## Instructions to follow
Reply with the count of lines holding "ylabel", nothing more.

## Task material

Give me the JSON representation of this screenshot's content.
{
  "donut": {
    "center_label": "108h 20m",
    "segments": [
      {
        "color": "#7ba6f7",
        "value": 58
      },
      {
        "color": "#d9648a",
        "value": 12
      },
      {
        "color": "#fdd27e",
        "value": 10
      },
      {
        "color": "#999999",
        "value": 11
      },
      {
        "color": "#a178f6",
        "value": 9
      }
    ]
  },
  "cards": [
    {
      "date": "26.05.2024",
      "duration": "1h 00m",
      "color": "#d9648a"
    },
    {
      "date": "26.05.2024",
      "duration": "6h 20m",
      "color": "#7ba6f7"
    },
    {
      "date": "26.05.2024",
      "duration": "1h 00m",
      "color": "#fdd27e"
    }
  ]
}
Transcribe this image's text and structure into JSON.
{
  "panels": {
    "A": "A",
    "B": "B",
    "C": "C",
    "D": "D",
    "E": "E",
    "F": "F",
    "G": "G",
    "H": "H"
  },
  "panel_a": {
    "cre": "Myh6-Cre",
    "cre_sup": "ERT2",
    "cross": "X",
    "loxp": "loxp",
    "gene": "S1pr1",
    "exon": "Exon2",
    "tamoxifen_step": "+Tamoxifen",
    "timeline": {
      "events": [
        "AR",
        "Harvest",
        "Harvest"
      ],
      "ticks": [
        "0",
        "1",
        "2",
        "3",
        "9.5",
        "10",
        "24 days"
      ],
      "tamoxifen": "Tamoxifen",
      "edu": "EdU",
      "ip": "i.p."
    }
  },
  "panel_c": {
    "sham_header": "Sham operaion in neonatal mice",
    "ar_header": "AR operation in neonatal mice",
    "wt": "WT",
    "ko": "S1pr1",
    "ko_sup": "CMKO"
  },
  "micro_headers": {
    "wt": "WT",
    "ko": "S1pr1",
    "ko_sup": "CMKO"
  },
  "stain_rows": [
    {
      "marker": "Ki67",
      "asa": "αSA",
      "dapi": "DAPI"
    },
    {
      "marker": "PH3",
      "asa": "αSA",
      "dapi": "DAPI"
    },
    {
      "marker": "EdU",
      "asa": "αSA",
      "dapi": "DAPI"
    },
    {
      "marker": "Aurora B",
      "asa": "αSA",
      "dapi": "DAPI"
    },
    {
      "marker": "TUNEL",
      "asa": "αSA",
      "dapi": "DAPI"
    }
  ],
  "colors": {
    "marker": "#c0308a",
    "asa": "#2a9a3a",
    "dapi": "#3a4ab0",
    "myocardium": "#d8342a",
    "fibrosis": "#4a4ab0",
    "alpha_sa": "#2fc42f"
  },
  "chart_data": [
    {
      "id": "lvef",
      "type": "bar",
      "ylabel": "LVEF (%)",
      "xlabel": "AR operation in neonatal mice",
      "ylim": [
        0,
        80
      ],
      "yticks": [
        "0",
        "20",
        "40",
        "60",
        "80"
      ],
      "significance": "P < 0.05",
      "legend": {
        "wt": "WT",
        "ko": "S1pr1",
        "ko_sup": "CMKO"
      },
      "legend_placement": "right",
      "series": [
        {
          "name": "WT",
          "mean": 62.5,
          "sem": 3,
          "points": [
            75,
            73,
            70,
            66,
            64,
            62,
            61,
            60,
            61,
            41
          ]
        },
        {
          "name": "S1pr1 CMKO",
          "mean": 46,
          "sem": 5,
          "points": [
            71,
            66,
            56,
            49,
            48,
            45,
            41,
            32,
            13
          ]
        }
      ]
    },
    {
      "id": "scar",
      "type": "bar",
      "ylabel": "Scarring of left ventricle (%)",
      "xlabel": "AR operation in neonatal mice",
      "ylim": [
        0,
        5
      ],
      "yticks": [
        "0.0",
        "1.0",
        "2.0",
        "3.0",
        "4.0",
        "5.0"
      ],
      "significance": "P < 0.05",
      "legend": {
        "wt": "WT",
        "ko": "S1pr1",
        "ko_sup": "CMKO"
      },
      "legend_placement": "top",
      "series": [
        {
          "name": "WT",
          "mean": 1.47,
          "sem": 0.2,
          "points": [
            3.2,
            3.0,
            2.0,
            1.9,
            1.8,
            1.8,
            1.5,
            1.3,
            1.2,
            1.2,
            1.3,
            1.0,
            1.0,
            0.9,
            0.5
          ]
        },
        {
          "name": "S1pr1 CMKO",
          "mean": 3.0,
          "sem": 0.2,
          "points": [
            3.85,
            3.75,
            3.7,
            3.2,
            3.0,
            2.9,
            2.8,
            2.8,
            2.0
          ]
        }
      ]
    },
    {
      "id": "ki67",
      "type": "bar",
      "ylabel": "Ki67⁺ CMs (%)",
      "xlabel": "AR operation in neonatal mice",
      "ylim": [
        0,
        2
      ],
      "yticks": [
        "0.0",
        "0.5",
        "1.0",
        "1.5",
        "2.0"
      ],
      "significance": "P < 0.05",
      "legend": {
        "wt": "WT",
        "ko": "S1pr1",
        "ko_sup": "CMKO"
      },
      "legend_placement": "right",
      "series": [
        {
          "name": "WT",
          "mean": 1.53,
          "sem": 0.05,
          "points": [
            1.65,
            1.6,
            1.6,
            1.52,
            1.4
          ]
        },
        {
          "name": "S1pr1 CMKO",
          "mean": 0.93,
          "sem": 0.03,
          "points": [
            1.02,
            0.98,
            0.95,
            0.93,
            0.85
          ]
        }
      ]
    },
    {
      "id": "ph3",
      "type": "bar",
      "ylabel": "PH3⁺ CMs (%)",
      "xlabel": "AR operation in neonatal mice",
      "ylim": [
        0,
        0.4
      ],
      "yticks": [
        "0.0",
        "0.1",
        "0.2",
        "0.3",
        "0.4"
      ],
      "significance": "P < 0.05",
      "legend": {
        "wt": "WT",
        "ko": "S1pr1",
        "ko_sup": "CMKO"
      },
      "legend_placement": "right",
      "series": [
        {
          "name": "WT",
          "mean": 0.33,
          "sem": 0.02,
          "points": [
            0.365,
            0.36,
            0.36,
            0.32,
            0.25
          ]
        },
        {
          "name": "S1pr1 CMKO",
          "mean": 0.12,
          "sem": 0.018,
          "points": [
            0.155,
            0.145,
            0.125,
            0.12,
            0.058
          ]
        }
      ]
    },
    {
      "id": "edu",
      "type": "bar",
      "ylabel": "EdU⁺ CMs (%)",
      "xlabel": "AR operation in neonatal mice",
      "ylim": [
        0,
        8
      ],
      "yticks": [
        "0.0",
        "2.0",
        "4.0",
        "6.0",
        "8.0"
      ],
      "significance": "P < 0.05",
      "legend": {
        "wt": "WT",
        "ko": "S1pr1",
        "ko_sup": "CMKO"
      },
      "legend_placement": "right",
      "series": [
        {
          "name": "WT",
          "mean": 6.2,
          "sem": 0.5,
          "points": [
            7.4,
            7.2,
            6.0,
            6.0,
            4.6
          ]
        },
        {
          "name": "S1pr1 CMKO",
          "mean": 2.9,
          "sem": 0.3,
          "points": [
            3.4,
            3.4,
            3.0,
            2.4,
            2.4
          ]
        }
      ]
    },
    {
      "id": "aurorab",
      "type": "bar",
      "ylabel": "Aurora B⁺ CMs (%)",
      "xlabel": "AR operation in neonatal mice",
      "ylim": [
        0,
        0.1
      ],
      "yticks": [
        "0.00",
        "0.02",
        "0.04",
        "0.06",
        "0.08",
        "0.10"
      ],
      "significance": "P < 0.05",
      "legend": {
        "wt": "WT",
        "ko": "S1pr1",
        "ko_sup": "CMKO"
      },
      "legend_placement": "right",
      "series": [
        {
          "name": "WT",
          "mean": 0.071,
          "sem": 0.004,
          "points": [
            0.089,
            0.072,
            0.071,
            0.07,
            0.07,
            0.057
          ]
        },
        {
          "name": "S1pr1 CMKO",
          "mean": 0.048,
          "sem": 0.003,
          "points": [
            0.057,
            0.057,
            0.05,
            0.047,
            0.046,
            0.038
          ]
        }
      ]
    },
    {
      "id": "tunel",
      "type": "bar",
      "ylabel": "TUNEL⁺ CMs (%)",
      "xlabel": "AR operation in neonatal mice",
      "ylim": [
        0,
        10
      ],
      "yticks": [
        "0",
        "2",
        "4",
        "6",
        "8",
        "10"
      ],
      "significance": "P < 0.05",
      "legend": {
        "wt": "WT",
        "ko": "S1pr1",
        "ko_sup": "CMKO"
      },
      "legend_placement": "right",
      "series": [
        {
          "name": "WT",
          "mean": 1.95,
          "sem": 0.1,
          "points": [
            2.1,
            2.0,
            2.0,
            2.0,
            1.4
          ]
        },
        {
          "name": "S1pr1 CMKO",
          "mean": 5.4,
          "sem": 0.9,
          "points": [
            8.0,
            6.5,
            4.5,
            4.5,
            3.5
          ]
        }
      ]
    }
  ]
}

## Exercise answer
7